*Goal of the exercise*:
Using the data beneath, show every line that includes the word "this".

* start *

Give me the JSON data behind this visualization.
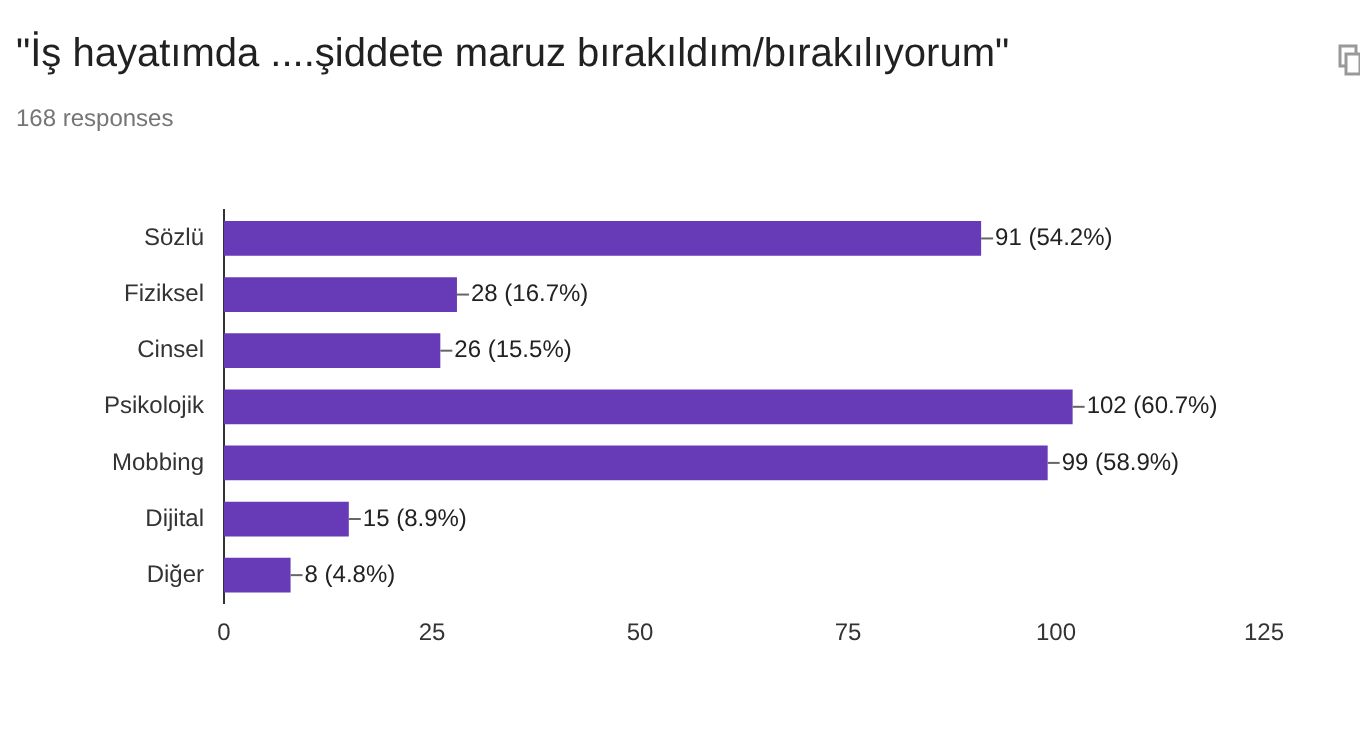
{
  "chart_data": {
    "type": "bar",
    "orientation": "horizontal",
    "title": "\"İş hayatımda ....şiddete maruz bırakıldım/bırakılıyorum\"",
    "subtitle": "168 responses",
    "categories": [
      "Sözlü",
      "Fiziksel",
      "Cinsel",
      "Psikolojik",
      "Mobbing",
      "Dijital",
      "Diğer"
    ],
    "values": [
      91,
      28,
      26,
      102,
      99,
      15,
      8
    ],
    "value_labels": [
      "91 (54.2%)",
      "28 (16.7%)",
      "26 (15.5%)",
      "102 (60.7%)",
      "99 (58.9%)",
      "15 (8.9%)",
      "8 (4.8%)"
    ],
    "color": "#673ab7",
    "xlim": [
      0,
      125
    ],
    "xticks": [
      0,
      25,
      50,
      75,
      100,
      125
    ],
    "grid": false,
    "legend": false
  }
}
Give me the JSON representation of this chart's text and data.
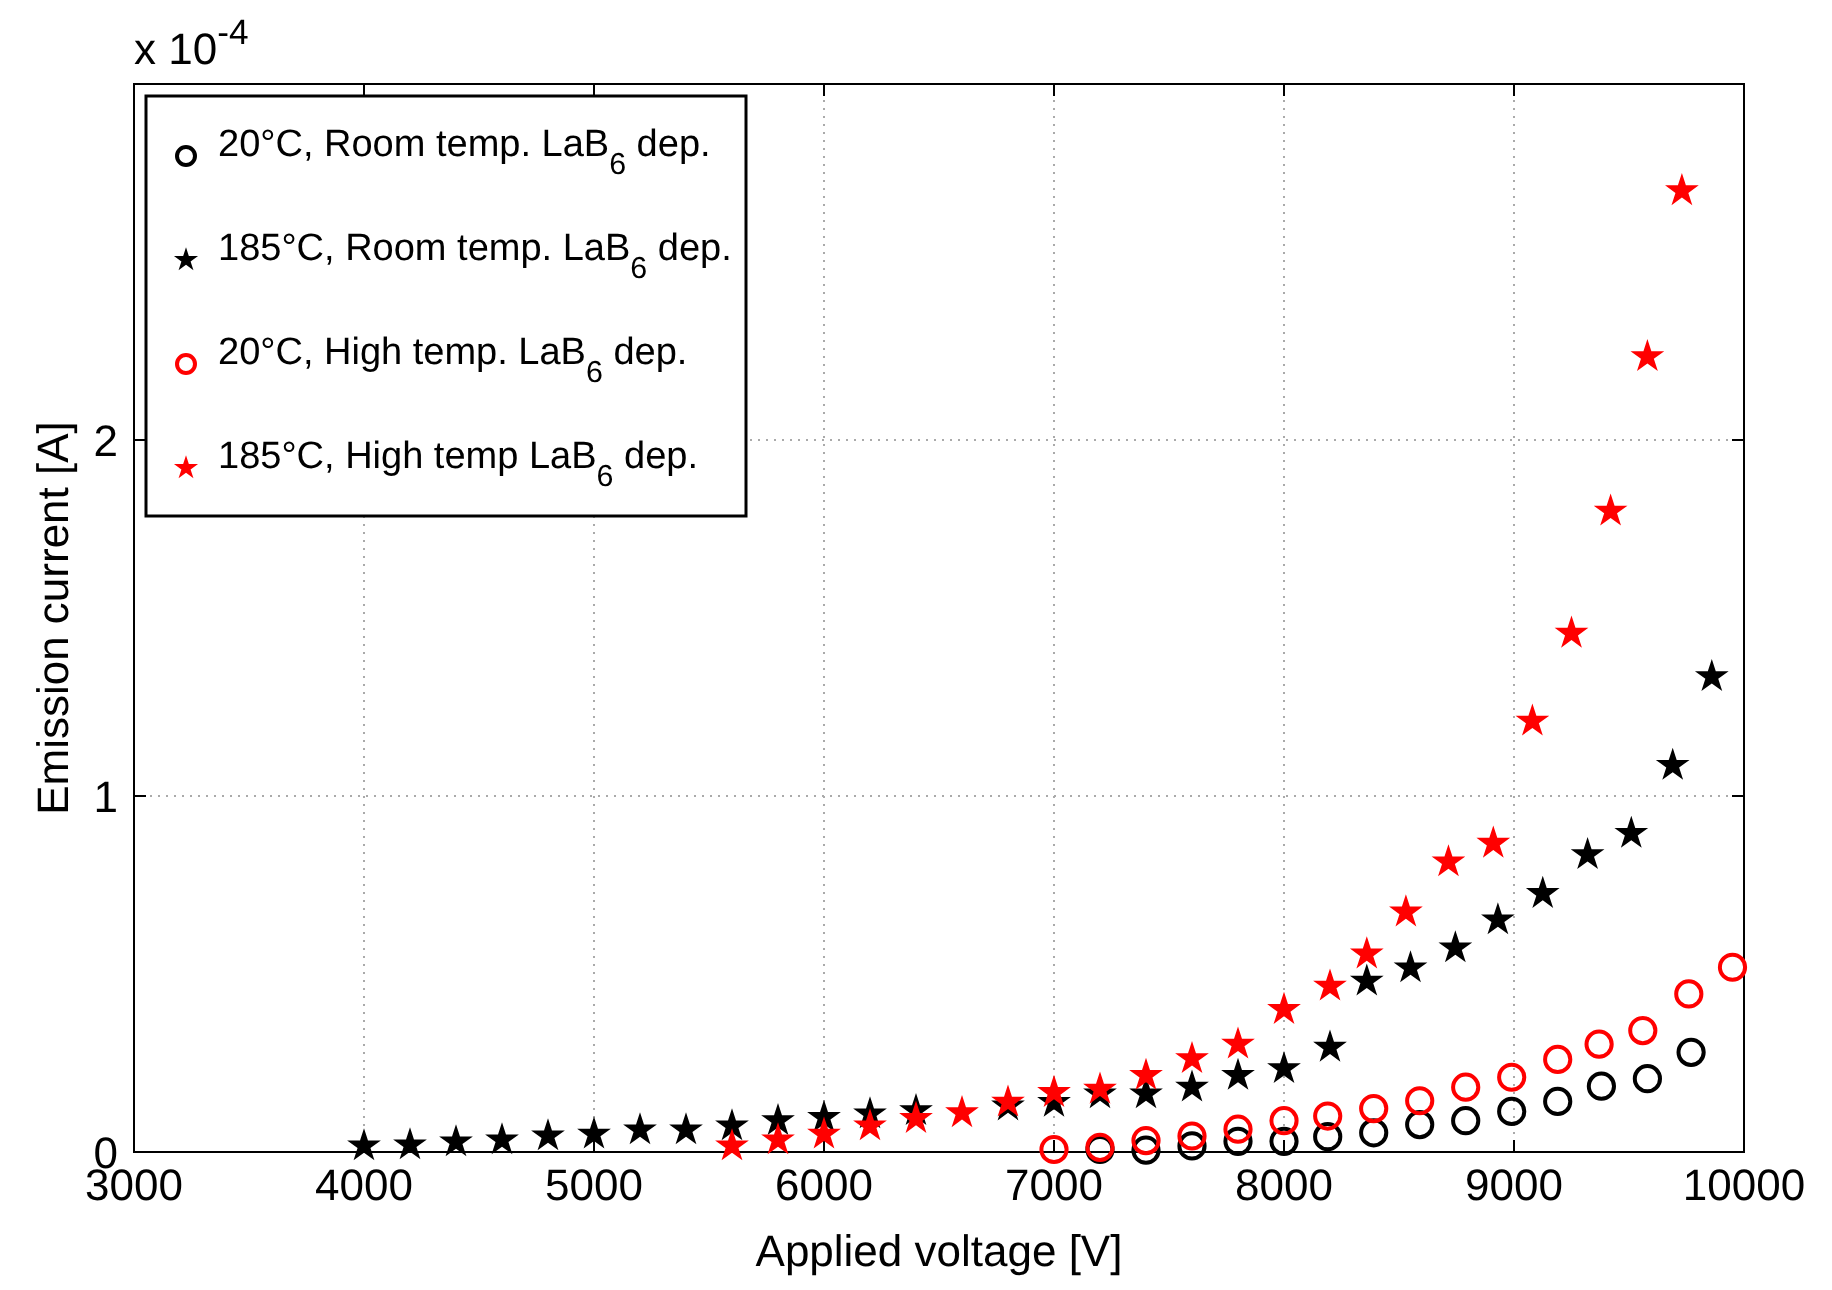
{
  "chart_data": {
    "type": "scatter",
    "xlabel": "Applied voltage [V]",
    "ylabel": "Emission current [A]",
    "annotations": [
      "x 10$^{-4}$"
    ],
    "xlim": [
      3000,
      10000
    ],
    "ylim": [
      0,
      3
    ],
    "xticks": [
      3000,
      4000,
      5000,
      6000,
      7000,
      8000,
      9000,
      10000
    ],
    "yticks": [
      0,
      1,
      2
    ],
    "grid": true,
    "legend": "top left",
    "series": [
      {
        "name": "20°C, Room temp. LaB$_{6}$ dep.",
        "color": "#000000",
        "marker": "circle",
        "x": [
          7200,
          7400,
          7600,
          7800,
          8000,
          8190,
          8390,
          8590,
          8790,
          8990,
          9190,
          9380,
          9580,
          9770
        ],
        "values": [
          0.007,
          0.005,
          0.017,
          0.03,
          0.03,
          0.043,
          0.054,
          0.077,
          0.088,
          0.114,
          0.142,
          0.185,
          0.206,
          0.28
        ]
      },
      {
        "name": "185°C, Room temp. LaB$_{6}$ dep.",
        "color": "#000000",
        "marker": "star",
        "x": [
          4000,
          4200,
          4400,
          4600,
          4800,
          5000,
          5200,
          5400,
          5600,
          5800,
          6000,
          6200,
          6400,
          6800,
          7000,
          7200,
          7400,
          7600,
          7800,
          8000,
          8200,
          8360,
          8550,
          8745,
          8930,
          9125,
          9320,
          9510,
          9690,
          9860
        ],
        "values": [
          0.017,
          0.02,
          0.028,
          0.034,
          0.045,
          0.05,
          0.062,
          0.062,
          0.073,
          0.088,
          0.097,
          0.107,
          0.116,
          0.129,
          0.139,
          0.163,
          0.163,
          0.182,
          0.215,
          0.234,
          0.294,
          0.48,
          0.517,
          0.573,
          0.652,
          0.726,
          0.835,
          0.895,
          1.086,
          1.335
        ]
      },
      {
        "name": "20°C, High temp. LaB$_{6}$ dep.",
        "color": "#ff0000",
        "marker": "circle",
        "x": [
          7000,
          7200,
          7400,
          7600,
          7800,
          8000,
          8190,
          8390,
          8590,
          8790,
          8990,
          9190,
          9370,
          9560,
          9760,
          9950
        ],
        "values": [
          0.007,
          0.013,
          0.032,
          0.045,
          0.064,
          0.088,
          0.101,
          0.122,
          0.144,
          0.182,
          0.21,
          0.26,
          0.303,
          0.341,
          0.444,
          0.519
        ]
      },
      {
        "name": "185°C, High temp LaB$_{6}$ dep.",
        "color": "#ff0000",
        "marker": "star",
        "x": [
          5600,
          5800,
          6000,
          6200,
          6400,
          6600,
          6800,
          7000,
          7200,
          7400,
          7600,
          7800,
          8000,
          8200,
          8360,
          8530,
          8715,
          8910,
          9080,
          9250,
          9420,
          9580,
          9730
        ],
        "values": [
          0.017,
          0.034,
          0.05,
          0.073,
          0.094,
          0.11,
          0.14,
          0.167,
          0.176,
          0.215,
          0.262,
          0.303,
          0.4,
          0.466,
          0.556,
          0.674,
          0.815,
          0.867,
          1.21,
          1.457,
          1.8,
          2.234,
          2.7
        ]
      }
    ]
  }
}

* end *
* start *

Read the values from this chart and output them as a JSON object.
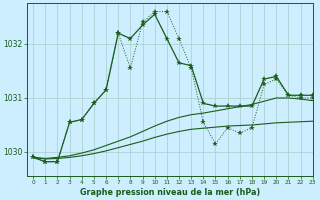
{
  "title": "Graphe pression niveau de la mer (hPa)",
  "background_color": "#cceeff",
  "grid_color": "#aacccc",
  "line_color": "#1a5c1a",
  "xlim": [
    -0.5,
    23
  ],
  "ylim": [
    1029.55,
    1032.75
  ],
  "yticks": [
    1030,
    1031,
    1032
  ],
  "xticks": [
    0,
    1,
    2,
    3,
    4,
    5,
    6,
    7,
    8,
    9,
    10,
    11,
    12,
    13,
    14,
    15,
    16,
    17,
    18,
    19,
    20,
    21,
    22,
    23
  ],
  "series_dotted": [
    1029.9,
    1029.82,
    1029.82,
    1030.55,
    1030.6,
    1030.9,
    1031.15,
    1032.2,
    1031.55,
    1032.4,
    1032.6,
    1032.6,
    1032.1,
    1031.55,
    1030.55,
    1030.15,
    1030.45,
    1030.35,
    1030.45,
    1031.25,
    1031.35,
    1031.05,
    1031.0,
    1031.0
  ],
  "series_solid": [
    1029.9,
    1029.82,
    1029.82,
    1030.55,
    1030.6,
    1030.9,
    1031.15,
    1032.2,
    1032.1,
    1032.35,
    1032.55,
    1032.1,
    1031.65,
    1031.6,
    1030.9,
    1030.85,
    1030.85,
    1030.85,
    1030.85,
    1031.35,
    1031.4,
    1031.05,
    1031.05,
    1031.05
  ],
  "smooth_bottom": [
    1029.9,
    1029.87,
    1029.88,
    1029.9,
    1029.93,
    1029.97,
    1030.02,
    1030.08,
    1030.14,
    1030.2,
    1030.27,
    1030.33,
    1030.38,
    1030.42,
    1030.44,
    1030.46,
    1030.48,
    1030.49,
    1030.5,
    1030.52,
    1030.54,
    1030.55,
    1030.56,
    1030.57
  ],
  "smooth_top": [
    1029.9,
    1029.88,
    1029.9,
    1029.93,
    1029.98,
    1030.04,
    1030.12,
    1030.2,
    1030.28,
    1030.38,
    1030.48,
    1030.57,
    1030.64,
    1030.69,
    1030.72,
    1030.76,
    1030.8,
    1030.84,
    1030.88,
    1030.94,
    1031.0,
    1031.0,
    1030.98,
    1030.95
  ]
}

* end *

*Full response*:
Give me the JSON data behind this visualization.
Give me the JSON representation of this chart's text and data.
Read the values from this chart and output them as a JSON object.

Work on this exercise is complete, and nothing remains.